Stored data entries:
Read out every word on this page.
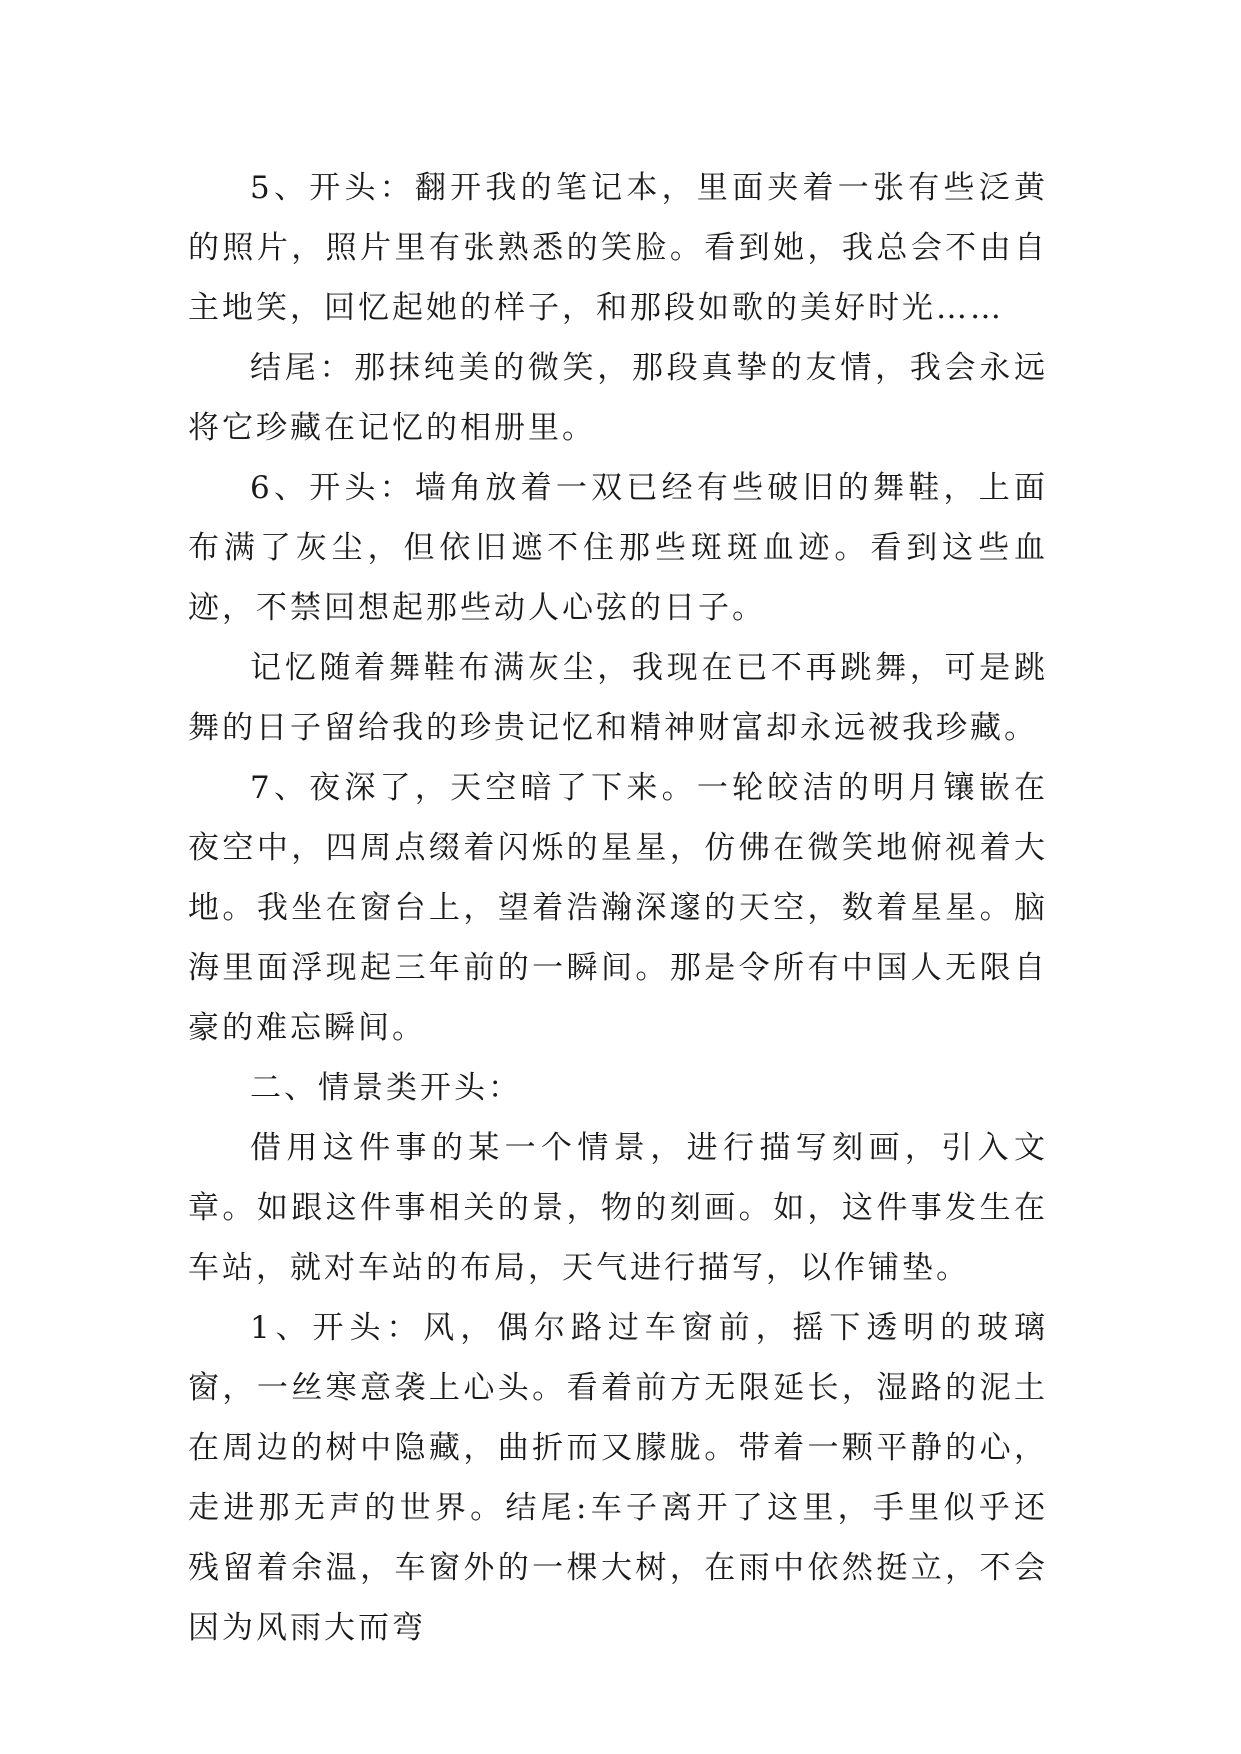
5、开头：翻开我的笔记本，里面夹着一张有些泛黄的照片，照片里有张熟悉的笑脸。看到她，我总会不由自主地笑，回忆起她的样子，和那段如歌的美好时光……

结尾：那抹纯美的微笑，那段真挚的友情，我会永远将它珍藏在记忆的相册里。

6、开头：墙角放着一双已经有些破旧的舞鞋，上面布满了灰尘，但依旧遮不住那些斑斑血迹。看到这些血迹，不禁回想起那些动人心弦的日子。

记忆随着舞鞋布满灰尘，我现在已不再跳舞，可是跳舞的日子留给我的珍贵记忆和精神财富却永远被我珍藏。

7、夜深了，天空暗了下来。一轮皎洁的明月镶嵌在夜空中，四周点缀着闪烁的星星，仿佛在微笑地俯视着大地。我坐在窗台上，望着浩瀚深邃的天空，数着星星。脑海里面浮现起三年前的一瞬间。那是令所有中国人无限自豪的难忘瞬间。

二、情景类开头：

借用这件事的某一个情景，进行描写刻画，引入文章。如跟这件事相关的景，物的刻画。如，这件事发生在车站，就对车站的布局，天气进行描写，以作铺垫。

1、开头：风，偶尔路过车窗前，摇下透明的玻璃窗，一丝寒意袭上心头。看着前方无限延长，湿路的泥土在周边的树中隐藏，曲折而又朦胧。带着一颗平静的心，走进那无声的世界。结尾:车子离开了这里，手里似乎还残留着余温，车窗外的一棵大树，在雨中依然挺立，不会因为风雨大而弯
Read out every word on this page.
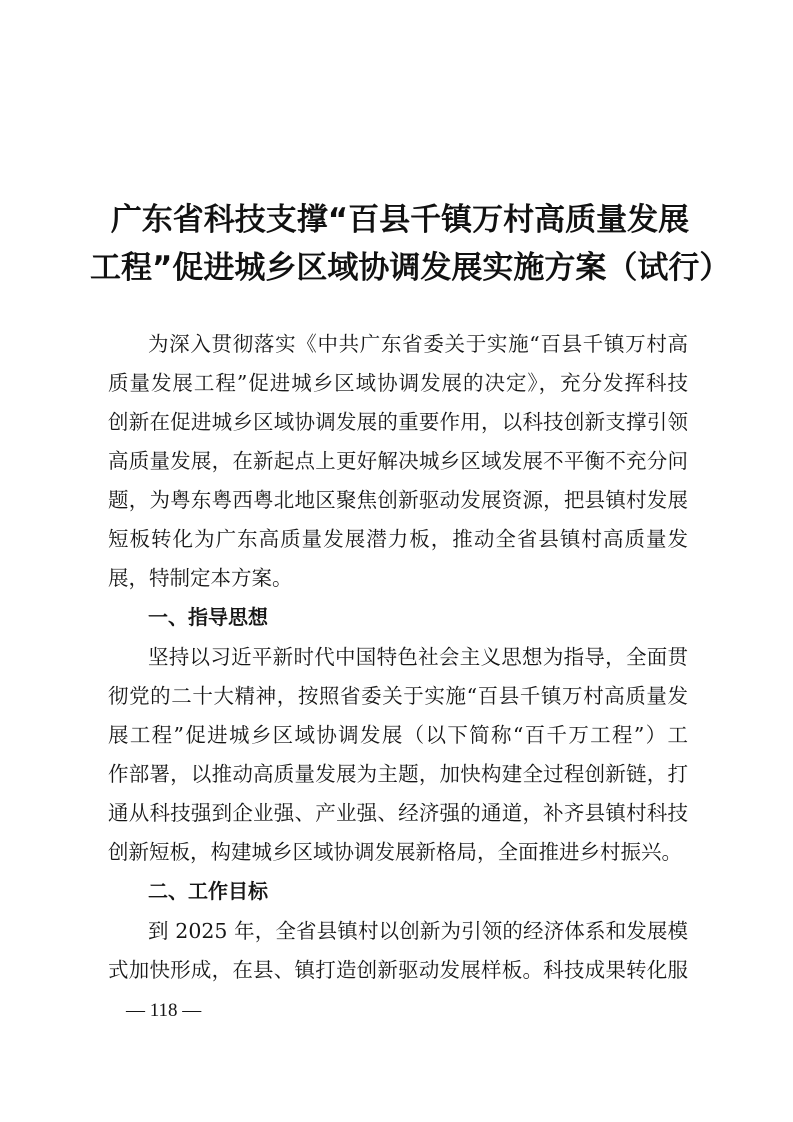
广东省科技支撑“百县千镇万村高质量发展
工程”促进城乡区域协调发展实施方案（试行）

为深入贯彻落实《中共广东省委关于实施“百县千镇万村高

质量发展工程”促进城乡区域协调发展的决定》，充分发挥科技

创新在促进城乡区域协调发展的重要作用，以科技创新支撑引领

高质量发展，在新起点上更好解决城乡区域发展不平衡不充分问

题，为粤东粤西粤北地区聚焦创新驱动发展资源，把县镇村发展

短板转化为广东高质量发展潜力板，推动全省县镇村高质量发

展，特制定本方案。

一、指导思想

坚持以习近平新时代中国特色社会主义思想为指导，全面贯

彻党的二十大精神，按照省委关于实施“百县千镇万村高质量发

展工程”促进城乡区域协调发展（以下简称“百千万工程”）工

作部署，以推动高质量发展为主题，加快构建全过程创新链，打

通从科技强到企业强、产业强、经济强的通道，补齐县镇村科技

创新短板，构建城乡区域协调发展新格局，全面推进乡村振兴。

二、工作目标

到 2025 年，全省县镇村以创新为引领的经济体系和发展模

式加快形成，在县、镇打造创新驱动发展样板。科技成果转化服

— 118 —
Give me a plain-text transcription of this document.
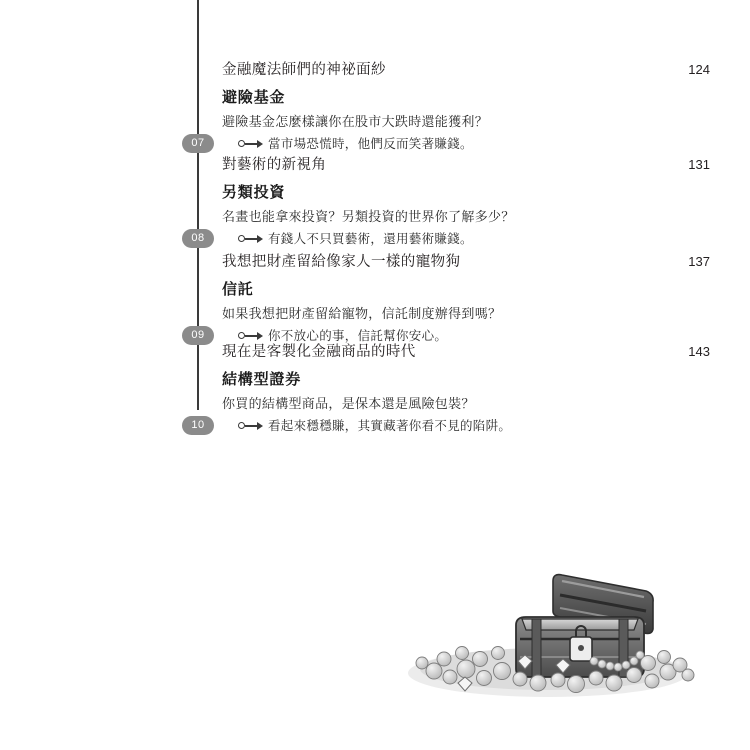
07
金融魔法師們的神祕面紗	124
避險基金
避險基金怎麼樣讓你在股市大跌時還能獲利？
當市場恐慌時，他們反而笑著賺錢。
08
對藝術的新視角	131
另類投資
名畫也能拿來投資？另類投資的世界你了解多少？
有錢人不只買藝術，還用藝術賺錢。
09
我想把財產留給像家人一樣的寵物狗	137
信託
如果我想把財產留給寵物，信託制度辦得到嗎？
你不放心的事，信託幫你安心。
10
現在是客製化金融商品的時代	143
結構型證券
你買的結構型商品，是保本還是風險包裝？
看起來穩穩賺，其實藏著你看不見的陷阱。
---
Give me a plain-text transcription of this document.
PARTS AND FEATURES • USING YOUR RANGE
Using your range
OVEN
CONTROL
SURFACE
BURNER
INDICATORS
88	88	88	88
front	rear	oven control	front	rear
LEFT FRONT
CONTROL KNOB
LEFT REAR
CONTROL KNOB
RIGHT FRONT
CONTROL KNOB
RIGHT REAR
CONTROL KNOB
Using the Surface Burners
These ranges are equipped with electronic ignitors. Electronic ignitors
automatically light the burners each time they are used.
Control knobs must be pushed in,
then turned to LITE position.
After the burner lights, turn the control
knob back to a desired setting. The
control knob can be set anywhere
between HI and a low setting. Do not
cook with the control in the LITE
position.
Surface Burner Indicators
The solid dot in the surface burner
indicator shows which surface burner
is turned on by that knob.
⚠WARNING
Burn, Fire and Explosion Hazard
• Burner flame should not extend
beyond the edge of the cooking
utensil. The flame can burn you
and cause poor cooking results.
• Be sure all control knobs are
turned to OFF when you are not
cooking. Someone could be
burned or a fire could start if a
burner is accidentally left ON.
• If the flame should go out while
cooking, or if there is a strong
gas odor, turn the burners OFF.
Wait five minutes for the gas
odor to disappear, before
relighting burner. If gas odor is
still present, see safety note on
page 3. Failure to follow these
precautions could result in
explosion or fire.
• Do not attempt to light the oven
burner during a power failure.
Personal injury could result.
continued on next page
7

__Exercise objective__.
Scan the lines above for "position", then copy every one that has it.

__Answer to the problem__.
then turned to LITE position.
position.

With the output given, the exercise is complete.